Set task:
Locate each line of the material that contains "Total", then return it.
<<<<
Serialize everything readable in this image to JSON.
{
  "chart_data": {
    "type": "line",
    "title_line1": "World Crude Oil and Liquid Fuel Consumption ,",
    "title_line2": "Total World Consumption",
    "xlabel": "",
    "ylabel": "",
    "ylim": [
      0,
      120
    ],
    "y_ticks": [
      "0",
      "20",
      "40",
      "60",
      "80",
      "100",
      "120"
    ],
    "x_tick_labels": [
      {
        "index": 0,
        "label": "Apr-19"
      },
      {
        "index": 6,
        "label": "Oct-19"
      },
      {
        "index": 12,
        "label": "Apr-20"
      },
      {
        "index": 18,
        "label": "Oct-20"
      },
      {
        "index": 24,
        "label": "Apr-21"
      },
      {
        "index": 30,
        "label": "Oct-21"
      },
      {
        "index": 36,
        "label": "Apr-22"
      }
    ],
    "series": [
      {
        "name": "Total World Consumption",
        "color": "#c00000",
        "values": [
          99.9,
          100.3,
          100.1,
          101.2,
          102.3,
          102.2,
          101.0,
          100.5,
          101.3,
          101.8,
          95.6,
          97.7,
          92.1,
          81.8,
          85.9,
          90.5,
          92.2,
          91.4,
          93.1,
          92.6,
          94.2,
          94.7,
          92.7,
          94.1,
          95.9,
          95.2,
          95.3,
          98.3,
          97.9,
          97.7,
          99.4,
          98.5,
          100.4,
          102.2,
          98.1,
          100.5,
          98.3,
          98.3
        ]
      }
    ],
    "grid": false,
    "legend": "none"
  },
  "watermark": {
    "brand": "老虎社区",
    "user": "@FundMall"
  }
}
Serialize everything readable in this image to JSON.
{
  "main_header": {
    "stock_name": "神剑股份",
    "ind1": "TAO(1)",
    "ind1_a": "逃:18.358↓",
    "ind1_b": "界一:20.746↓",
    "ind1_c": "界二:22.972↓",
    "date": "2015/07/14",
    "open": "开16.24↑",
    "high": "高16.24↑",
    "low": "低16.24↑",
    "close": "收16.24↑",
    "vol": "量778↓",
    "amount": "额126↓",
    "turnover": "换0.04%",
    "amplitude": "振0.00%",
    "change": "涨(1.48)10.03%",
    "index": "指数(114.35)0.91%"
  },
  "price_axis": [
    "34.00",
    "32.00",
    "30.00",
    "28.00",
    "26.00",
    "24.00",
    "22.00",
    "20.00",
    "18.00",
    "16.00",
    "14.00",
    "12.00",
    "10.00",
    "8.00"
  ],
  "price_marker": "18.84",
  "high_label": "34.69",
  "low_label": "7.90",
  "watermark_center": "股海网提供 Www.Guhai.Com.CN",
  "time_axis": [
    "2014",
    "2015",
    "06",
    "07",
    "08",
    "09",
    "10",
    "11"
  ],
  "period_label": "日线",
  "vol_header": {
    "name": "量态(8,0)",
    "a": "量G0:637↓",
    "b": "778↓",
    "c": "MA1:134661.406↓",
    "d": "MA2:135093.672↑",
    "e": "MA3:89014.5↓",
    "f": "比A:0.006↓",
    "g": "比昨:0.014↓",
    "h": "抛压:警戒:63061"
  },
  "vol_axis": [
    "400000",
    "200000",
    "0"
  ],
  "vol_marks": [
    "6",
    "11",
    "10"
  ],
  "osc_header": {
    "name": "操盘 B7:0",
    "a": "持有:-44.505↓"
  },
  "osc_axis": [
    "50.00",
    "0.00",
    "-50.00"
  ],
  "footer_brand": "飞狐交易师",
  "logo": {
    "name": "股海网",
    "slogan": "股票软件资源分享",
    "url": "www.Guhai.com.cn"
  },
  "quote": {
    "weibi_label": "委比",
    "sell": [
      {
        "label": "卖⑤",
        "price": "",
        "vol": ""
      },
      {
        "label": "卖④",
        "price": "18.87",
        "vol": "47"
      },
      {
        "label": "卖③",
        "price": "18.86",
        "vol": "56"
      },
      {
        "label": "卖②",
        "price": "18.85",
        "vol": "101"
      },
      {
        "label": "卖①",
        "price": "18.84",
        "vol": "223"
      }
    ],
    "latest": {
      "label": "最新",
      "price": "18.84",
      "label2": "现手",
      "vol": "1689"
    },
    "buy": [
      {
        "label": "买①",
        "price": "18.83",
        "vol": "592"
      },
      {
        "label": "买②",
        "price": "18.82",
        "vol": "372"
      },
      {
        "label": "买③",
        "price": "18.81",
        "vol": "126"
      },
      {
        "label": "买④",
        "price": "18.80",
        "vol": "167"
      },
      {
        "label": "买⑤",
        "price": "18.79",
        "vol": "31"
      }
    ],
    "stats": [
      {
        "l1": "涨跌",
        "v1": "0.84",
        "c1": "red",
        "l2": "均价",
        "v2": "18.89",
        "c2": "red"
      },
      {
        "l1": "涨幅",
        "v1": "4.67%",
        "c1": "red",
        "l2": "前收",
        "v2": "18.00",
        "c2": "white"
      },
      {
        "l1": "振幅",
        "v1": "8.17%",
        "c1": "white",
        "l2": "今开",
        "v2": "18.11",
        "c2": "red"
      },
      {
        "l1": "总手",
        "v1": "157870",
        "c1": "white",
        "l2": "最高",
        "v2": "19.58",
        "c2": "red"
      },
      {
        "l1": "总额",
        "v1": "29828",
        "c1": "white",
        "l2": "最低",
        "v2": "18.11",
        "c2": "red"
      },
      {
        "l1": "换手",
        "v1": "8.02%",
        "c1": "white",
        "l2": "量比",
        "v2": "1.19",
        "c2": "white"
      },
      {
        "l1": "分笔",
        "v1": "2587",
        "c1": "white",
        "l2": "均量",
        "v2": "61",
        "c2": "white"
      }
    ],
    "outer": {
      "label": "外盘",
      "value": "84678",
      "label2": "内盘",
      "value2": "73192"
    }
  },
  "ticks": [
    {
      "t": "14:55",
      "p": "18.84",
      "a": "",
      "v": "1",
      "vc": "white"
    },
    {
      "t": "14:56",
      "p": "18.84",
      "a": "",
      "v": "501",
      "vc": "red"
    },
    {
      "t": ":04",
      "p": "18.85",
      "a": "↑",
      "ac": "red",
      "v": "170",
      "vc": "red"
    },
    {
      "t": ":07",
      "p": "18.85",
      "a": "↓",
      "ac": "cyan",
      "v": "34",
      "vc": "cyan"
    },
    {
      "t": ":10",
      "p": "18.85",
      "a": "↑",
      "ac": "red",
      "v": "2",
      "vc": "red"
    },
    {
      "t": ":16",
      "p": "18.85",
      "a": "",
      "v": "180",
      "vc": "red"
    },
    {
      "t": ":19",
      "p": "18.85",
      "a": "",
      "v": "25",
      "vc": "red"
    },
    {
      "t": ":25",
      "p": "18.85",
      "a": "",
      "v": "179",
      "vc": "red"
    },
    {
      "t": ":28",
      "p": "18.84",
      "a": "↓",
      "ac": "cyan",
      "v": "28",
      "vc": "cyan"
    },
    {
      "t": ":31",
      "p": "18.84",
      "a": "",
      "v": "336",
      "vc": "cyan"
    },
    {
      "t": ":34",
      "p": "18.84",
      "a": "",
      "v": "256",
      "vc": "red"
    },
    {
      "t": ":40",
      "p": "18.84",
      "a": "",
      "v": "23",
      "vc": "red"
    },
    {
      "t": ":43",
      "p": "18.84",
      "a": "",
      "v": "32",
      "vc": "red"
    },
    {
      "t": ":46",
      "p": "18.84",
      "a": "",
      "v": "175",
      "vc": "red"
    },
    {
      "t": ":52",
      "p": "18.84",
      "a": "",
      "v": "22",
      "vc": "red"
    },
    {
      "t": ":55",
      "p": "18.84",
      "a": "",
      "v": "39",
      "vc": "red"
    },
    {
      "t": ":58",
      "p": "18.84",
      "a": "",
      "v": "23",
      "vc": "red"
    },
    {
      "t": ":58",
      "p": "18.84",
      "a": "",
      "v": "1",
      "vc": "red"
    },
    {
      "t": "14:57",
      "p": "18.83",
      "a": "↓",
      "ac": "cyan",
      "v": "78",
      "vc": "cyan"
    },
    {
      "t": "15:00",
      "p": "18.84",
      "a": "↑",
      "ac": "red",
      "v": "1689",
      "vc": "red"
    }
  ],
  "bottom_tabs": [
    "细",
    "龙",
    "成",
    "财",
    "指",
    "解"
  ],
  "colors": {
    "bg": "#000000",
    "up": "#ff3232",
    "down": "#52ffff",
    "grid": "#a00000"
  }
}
>>>>
Task output:
    "title_line2": "Total World Consumption",
        "name": "Total World Consumption",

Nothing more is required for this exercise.